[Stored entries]
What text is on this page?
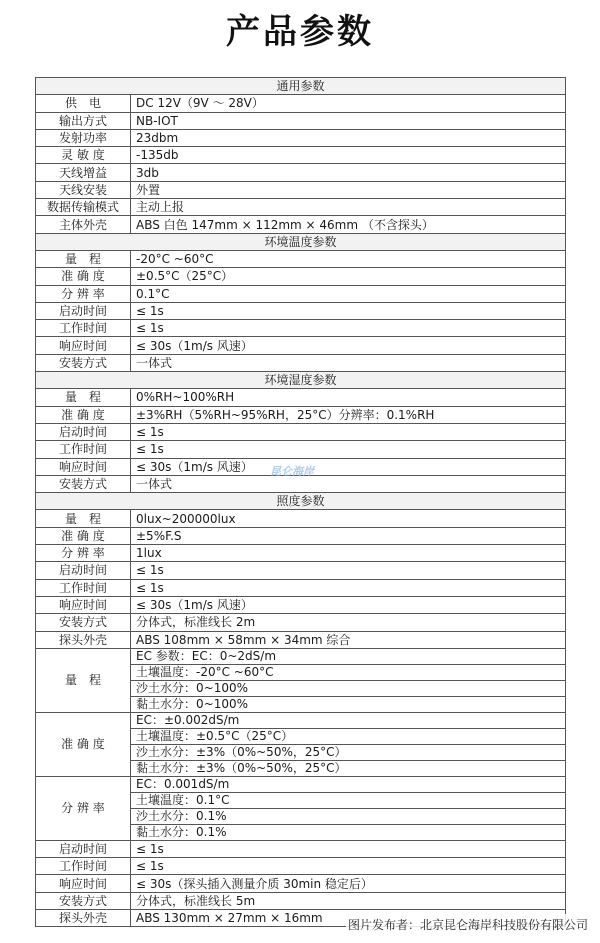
产品参数
通用参数	
供　电	DC 12V（9V ～ 28V）
输出方式	NB-IOT
发射功率	23dbm
灵 敏 度	-135db
天线增益	3db
天线安装	外置
数据传输模式	主动上报
主体外壳	ABS 白色 147mm × 112mm × 46mm （不含探头）
环境温度参数	
量　程	-20°C ~60°C
准 确 度	±0.5°C（25°C）
分 辨 率	0.1°C
启动时间	≤ 1s
工作时间	≤ 1s
响应时间	≤ 30s（1m/s 风速）
安装方式	一体式
环境湿度参数	
量　程	0%RH~100%RH
准 确 度	±3%RH（5%RH~95%RH，25°C）分辨率：0.1%RH
启动时间	≤ 1s
工作时间	≤ 1s
响应时间	≤ 30s（1m/s 风速）
安装方式	一体式
照度参数	
量　程	0lux~200000lux
准 确 度	±5%F.S
分 辨 率	1lux
启动时间	≤ 1s
工作时间	≤ 1s
响应时间	≤ 30s（1m/s 风速）
安装方式	分体式，标准线长 2m
探头外壳	ABS 108mm × 58mm × 34mm 综合
量　程	EC 参数：EC：0~2dS/m
土壤温度：-20°C ~60°C
沙土水分：0~100%
黏土水分：0~100%

准 确 度	EC：±0.002dS/m
土壤温度：±0.5°C（25°C）
沙土水分：±3%（0%~50%，25°C）
黏土水分：±3%（0%~50%，25°C）

分 辨 率	EC：0.001dS/m
土壤温度：0.1°C
沙土水分：0.1%
黏土水分：0.1%

启动时间	≤ 1s
工作时间	≤ 1s
响应时间	≤ 30s（探头插入测量介质 30min 稳定后）
安装方式	分体式，标准线长 5m
探头外壳	ABS 130mm × 27mm × 16mm
昆仑海岸
图片发布者：北京昆仑海岸科技股份有限公司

Problem statement: Restate the listing above word for word, and skip the pictures.

The response:
What text is on this page?
产品参数
通用参数	
供　电	DC 12V（9V ～ 28V）
输出方式	NB-IOT
发射功率	23dbm
灵 敏 度	-135db
天线增益	3db
天线安装	外置
数据传输模式	主动上报
主体外壳	ABS 白色 147mm × 112mm × 46mm （不含探头）
环境温度参数	
量　程	-20°C ~60°C
准 确 度	±0.5°C（25°C）
分 辨 率	0.1°C
启动时间	≤ 1s
工作时间	≤ 1s
响应时间	≤ 30s（1m/s 风速）
安装方式	一体式
环境湿度参数	
量　程	0%RH~100%RH
准 确 度	±3%RH（5%RH~95%RH，25°C）分辨率：0.1%RH
启动时间	≤ 1s
工作时间	≤ 1s
响应时间	≤ 30s（1m/s 风速）
安装方式	一体式
照度参数	
量　程	0lux~200000lux
准 确 度	±5%F.S
分 辨 率	1lux
启动时间	≤ 1s
工作时间	≤ 1s
响应时间	≤ 30s（1m/s 风速）
安装方式	分体式，标准线长 2m
探头外壳	ABS 108mm × 58mm × 34mm 综合
量　程	EC 参数：EC：0~2dS/m
土壤温度：-20°C ~60°C
沙土水分：0~100%
黏土水分：0~100%

准 确 度	EC：±0.002dS/m
土壤温度：±0.5°C（25°C）
沙土水分：±3%（0%~50%，25°C）
黏土水分：±3%（0%~50%，25°C）

分 辨 率	EC：0.001dS/m
土壤温度：0.1°C
沙土水分：0.1%
黏土水分：0.1%

启动时间	≤ 1s
工作时间	≤ 1s
响应时间	≤ 30s（探头插入测量介质 30min 稳定后）
安装方式	分体式，标准线长 5m
探头外壳	ABS 130mm × 27mm × 16mm
昆仑海岸
图片发布者：北京昆仑海岸科技股份有限公司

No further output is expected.